> AIM OF THE TASK
Each line containing the word "加强胸式呼吸" must be collected.

> SUPPLIED RECORDS
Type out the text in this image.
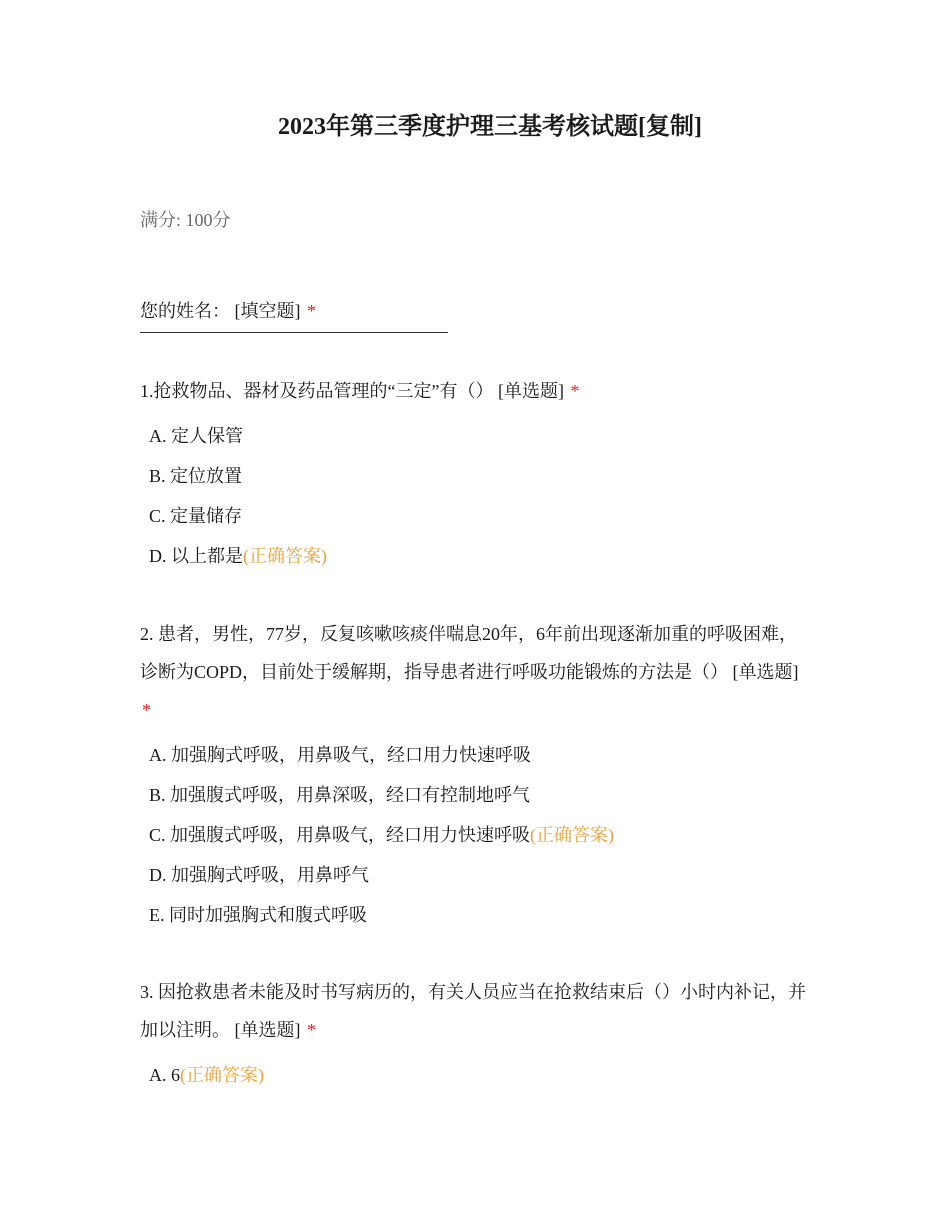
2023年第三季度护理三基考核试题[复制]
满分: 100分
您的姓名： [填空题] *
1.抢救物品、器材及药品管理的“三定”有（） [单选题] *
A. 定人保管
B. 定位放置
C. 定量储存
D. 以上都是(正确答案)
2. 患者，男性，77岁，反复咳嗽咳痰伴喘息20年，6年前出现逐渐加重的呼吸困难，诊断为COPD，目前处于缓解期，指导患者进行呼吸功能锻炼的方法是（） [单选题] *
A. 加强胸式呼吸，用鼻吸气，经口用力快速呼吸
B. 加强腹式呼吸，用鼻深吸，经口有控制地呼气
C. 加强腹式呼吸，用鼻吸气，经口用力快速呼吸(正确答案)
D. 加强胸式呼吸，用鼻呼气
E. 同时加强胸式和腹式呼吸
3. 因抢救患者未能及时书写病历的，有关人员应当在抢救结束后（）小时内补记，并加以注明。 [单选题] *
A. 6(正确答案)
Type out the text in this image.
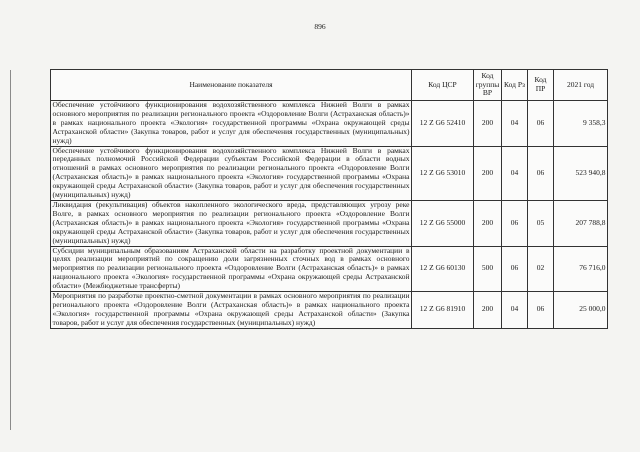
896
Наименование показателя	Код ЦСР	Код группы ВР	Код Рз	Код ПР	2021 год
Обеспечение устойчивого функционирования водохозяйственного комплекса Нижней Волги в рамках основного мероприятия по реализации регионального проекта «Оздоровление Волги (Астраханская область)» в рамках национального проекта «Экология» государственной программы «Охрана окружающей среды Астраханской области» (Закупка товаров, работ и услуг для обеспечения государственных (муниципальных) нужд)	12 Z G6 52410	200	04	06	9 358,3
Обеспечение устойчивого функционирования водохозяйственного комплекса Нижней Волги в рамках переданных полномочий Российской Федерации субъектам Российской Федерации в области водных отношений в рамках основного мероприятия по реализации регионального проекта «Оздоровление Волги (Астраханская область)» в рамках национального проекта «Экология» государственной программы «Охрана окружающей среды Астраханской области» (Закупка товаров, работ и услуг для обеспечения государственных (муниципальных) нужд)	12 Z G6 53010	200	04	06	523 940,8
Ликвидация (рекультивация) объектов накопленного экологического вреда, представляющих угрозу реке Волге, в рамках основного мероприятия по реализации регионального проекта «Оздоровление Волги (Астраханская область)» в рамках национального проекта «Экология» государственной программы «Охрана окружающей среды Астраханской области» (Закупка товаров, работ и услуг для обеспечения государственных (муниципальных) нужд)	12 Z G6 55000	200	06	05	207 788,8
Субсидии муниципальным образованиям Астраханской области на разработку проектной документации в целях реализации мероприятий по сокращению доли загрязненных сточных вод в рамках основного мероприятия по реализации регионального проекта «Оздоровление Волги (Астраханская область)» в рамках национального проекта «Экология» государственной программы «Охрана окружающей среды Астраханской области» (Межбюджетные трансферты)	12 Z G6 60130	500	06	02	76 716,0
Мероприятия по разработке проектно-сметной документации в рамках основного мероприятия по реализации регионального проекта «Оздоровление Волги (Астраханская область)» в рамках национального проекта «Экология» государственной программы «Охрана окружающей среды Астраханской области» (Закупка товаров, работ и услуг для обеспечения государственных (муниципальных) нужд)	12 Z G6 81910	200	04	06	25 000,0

> CORRECT ANSWER
A. 加强胸式呼吸，用鼻吸气，经口用力快速呼吸
D. 加强胸式呼吸，用鼻呼气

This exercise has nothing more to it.